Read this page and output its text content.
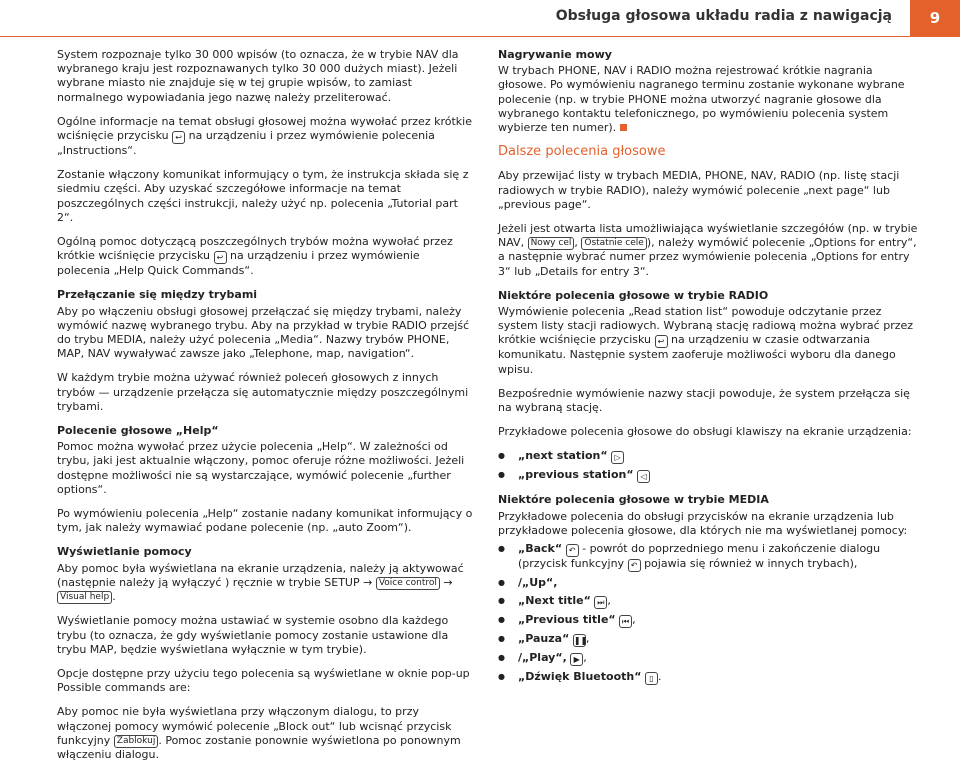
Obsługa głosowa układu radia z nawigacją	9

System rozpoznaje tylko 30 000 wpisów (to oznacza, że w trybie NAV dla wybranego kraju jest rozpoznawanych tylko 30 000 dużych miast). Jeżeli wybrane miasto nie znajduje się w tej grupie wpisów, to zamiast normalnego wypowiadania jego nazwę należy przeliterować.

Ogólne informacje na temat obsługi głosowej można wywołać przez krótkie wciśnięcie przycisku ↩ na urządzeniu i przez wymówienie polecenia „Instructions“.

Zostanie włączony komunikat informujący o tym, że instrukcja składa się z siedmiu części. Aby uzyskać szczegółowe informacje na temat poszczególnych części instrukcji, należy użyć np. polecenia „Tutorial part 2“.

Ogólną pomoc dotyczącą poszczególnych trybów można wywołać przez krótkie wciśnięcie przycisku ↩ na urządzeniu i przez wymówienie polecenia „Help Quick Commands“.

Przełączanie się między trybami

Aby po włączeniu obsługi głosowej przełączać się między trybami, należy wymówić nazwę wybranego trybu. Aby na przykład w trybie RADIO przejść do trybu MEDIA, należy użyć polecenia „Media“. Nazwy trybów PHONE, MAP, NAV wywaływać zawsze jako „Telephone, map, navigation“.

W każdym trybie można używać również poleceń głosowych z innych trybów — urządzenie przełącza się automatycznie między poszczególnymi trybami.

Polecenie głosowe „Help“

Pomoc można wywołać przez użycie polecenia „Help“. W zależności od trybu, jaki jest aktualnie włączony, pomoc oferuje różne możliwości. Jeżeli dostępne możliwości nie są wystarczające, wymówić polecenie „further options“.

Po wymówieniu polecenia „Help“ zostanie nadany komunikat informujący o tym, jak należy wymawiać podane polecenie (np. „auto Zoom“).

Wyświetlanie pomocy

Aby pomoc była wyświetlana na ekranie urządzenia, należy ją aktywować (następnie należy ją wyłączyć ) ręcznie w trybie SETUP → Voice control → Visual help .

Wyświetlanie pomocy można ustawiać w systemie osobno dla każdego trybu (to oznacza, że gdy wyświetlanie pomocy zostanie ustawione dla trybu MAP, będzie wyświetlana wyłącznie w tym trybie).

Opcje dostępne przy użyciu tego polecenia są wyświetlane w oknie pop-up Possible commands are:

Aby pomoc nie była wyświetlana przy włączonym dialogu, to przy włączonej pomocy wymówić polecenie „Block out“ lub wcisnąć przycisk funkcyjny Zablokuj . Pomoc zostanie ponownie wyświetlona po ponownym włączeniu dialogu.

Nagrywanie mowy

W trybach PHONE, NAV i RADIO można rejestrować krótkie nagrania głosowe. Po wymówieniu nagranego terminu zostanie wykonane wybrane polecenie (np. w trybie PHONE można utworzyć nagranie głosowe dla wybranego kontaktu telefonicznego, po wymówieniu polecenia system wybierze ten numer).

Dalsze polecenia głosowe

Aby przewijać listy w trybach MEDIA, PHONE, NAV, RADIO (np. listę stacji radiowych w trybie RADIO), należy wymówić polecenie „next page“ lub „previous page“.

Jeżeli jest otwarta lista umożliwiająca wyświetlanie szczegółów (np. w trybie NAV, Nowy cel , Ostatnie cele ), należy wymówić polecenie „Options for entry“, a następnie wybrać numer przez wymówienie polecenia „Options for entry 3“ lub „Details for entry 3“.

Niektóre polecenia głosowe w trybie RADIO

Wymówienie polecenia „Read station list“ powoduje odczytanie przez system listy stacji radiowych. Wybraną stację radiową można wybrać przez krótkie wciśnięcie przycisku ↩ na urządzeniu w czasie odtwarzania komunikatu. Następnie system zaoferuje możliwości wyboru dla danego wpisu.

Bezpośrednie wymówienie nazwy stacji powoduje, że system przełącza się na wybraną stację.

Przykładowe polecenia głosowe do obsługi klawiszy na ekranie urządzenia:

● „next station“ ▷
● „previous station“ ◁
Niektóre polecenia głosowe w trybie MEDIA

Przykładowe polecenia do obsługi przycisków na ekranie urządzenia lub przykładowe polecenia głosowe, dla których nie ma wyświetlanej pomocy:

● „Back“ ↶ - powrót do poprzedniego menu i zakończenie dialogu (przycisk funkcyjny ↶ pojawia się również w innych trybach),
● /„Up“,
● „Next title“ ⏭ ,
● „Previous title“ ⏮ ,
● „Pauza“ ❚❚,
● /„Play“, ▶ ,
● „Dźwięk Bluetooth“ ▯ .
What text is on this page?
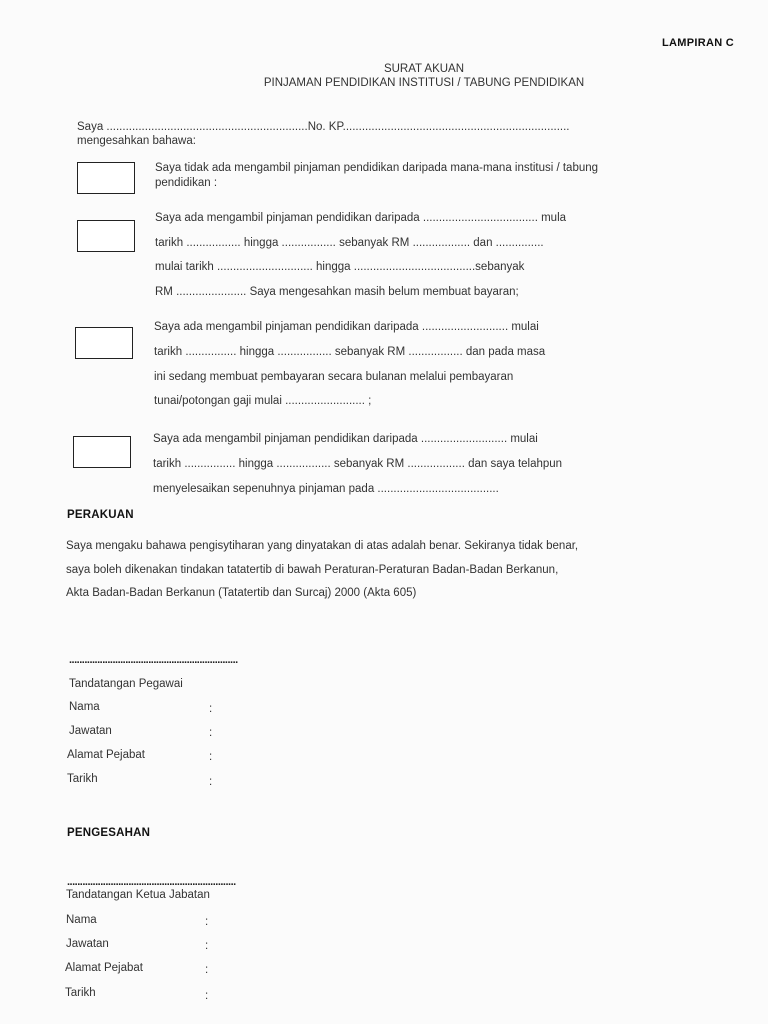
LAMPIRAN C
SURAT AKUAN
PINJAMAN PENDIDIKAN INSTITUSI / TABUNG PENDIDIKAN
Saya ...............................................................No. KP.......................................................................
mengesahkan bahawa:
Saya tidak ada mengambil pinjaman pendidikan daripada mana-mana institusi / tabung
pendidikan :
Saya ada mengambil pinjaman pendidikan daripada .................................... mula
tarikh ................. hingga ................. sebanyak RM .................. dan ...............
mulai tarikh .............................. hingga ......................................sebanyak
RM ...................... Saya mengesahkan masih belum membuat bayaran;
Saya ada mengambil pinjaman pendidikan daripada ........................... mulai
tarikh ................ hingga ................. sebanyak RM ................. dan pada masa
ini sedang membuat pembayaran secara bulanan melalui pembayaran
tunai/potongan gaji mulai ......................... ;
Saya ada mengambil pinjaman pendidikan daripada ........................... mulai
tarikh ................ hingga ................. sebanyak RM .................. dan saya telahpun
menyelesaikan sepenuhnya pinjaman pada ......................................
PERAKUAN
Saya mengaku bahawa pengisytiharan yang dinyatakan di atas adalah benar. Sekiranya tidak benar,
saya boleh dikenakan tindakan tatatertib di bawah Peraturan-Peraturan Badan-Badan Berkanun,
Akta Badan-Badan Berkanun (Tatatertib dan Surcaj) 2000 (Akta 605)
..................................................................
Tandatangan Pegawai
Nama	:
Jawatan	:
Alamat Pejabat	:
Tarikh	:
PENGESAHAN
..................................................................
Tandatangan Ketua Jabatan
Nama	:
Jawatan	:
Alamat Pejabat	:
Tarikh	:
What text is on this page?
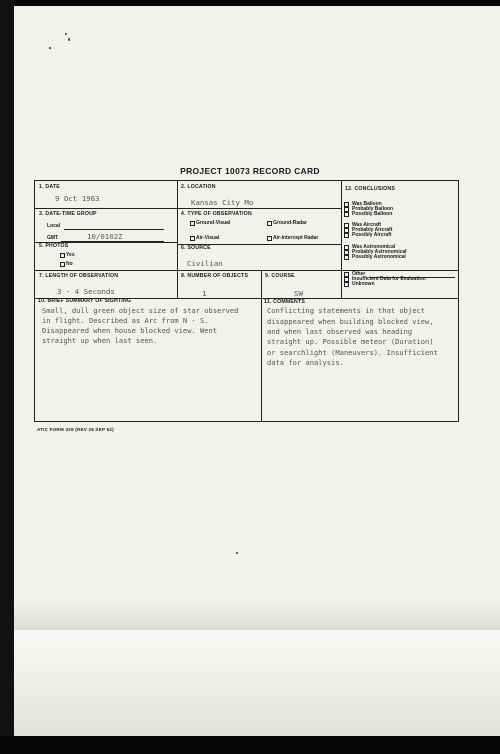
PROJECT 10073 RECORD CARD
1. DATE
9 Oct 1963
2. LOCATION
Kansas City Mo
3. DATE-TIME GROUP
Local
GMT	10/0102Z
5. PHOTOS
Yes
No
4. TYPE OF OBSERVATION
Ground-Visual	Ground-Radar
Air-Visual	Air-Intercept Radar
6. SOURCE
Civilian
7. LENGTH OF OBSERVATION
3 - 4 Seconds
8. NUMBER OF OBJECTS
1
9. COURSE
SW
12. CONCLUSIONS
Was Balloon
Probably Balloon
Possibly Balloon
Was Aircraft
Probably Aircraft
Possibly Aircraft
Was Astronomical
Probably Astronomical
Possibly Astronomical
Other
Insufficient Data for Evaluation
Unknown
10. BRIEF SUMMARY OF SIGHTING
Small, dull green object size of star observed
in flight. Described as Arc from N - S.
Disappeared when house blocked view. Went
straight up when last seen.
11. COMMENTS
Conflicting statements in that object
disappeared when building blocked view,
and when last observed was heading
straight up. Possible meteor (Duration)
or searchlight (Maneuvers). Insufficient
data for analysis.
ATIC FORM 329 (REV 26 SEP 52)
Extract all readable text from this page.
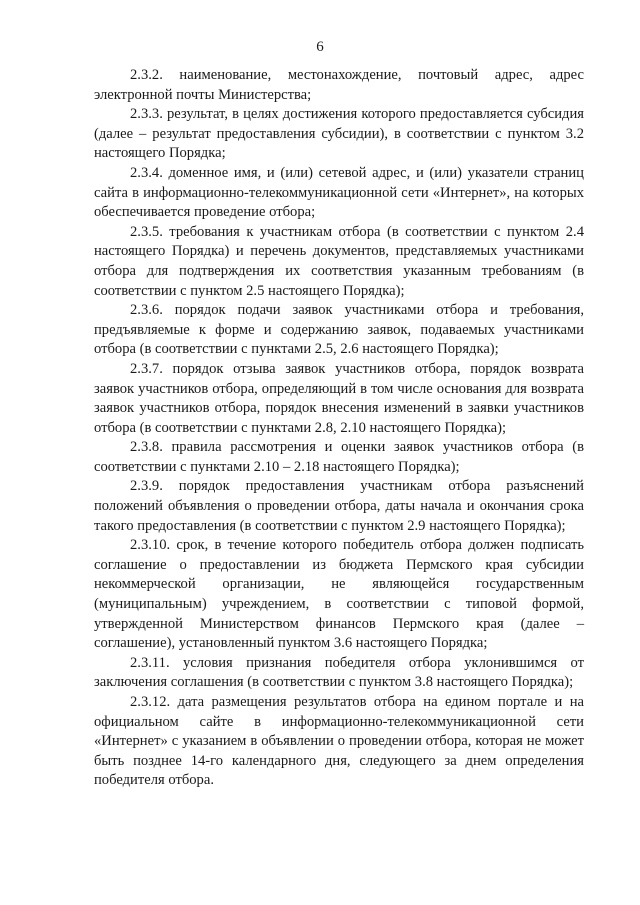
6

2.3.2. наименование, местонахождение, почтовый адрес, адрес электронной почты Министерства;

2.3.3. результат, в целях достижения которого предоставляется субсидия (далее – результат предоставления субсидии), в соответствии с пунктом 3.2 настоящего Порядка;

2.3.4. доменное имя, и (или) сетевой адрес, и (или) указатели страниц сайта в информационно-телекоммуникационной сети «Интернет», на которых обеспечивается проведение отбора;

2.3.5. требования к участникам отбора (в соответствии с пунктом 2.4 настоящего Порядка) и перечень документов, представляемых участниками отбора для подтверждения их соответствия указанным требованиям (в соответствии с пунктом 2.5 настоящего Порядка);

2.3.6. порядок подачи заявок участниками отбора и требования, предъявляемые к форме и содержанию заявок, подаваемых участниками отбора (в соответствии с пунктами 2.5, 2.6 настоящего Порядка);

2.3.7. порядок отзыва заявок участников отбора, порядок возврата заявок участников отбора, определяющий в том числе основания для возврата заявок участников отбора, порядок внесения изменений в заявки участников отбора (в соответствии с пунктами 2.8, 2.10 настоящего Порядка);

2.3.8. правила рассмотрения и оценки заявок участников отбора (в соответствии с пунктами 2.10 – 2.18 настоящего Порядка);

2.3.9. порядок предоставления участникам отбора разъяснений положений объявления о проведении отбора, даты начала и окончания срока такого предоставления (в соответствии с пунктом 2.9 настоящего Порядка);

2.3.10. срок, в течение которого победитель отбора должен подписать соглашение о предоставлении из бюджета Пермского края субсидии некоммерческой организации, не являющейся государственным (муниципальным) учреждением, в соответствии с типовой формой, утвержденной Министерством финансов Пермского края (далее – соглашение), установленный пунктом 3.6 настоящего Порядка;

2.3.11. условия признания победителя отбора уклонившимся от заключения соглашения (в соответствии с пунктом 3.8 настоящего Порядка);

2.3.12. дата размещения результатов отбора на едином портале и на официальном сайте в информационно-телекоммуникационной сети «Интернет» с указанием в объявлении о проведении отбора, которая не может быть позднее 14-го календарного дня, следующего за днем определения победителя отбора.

-=-=-=-=-

Filter the listing above by the word "last"; copy each line that passes.

straight up when last seen.
and when last observed was heading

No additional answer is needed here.